** start Records supplied **

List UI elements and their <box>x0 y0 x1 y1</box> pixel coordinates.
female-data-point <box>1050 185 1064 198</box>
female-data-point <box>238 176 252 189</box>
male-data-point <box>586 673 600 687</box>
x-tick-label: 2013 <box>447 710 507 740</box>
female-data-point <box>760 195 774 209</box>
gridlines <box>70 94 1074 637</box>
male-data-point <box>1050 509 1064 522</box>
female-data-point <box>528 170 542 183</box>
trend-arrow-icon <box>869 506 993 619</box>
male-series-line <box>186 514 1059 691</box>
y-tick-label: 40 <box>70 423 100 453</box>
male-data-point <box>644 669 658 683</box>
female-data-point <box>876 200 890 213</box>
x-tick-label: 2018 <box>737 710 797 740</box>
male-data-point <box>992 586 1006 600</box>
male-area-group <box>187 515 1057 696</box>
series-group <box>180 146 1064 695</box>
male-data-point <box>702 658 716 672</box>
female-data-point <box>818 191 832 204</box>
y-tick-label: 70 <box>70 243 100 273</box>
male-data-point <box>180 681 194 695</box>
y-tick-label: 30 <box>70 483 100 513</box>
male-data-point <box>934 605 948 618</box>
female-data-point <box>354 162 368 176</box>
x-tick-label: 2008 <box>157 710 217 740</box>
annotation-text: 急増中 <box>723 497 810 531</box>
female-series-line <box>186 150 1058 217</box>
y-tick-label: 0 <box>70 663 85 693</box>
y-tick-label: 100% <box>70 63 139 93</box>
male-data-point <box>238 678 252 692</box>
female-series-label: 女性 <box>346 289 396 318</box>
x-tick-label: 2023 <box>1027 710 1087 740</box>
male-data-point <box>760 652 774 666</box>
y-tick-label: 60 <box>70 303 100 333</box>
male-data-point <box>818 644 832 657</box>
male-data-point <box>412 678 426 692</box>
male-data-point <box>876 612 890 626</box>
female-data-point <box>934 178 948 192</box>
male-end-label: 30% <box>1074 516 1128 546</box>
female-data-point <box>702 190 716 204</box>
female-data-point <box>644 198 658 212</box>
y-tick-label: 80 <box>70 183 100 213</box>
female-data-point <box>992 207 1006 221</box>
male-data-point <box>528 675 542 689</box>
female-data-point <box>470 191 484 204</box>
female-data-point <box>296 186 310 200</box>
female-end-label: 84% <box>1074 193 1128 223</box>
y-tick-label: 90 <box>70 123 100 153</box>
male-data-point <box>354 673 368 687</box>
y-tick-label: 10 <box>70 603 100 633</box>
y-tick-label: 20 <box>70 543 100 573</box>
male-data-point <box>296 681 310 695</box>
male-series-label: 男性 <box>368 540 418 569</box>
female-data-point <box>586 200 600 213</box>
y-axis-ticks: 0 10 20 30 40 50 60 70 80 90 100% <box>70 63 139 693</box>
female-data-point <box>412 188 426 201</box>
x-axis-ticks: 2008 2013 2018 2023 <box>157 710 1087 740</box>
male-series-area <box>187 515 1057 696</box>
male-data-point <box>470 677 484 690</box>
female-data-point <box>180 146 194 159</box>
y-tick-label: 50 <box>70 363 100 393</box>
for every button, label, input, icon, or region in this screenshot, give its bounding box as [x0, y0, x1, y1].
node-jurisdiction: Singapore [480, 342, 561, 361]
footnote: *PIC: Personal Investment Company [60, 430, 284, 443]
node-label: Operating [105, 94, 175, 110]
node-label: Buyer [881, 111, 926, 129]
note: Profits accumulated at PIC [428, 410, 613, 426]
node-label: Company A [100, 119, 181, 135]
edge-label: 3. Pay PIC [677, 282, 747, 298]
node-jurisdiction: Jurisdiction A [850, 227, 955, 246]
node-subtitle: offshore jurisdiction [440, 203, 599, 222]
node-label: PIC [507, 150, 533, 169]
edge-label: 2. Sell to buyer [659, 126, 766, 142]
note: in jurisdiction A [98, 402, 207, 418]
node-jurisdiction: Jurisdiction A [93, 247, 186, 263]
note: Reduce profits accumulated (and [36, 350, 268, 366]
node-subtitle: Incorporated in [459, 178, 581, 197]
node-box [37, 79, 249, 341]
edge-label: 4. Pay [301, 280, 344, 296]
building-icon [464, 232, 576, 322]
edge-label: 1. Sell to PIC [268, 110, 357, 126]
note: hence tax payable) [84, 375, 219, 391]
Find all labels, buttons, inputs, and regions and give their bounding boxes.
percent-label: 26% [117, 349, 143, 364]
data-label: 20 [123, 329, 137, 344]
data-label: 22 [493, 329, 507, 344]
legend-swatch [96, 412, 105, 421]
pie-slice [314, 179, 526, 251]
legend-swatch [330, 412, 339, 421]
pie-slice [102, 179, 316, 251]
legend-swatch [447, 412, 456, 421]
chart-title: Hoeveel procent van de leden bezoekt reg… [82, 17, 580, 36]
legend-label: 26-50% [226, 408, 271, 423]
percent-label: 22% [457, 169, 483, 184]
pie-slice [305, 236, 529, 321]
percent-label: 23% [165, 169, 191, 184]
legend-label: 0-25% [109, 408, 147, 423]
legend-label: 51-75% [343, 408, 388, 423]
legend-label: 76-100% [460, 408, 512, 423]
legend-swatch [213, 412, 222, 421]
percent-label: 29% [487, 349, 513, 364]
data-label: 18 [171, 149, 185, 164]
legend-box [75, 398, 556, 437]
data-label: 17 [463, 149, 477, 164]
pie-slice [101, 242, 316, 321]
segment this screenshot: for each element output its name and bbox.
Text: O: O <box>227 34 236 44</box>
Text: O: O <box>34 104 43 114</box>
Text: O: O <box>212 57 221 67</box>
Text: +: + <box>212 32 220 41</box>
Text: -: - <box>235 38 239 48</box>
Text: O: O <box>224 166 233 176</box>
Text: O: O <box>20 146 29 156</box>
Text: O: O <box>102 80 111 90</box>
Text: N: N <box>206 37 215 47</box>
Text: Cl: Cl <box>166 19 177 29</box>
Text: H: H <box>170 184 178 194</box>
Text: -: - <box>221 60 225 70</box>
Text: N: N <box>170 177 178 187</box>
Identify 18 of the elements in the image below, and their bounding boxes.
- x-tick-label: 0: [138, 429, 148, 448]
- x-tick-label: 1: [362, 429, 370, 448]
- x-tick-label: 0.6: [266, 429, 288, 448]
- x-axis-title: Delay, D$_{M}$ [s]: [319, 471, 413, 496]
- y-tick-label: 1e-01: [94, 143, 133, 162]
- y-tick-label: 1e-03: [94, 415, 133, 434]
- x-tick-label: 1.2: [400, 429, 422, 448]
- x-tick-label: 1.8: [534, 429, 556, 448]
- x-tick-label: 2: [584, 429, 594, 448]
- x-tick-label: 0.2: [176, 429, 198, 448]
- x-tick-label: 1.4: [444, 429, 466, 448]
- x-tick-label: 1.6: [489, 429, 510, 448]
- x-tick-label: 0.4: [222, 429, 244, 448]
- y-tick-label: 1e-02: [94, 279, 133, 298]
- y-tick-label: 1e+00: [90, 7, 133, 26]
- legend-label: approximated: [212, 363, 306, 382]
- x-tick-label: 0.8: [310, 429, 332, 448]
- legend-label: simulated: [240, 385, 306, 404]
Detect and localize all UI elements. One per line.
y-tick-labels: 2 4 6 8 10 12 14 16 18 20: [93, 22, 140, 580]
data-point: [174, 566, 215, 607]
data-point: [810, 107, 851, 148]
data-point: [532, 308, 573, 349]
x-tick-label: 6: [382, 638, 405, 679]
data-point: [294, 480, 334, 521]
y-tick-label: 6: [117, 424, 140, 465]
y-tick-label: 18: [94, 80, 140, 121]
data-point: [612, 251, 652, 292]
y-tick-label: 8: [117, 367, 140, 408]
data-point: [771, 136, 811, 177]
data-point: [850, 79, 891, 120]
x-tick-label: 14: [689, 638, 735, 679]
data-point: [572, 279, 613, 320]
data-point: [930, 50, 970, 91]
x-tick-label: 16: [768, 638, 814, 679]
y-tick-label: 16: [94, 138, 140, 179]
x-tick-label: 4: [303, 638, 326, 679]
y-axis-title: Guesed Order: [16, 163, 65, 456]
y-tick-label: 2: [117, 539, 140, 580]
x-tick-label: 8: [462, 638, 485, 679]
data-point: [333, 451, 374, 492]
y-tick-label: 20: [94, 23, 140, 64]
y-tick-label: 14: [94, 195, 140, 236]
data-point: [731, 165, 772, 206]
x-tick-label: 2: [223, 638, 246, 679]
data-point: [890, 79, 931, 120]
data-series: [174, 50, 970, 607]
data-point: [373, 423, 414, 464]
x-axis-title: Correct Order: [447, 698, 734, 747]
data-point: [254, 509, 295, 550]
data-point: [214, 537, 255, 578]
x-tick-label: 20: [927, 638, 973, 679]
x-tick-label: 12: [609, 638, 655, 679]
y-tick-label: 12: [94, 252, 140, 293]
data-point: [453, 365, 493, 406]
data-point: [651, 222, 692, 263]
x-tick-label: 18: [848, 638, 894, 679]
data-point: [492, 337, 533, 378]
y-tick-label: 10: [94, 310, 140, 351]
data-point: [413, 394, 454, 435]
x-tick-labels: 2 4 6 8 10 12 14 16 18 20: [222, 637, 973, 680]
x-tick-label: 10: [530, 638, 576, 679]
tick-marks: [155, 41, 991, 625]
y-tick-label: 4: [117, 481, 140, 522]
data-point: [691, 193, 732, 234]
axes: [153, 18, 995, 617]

** end Records supplied **

Instructions to follow: Please copy out, character for character, the stretch of the material from its start through the line containing "male-data-point <box>876 612 890 626</box>", with both ends included.

Solution for this problem:
List UI elements and their <box>x0 y0 x1 y1</box> pixel coordinates.
female-data-point <box>1050 185 1064 198</box>
female-data-point <box>238 176 252 189</box>
male-data-point <box>586 673 600 687</box>
x-tick-label: 2013 <box>447 710 507 740</box>
female-data-point <box>760 195 774 209</box>
gridlines <box>70 94 1074 637</box>
male-data-point <box>1050 509 1064 522</box>
female-data-point <box>528 170 542 183</box>
trend-arrow-icon <box>869 506 993 619</box>
male-series-line <box>186 514 1059 691</box>
y-tick-label: 40 <box>70 423 100 453</box>
male-data-point <box>644 669 658 683</box>
female-data-point <box>876 200 890 213</box>
x-tick-label: 2018 <box>737 710 797 740</box>
male-data-point <box>992 586 1006 600</box>
male-area-group <box>187 515 1057 696</box>
series-group <box>180 146 1064 695</box>
male-data-point <box>702 658 716 672</box>
female-data-point <box>818 191 832 204</box>
y-tick-label: 70 <box>70 243 100 273</box>
male-data-point <box>180 681 194 695</box>
y-tick-label: 30 <box>70 483 100 513</box>
male-data-point <box>934 605 948 618</box>
female-data-point <box>354 162 368 176</box>
x-tick-label: 2008 <box>157 710 217 740</box>
annotation-text: 急増中 <box>723 497 810 531</box>
female-series-line <box>186 150 1058 217</box>
y-tick-label: 0 <box>70 663 85 693</box>
y-tick-label: 100% <box>70 63 139 93</box>
male-data-point <box>238 678 252 692</box>
female-series-label: 女性 <box>346 289 396 318</box>
x-tick-label: 2023 <box>1027 710 1087 740</box>
male-data-point <box>760 652 774 666</box>
y-tick-label: 60 <box>70 303 100 333</box>
male-data-point <box>818 644 832 657</box>
male-data-point <box>412 678 426 692</box>
male-data-point <box>876 612 890 626</box>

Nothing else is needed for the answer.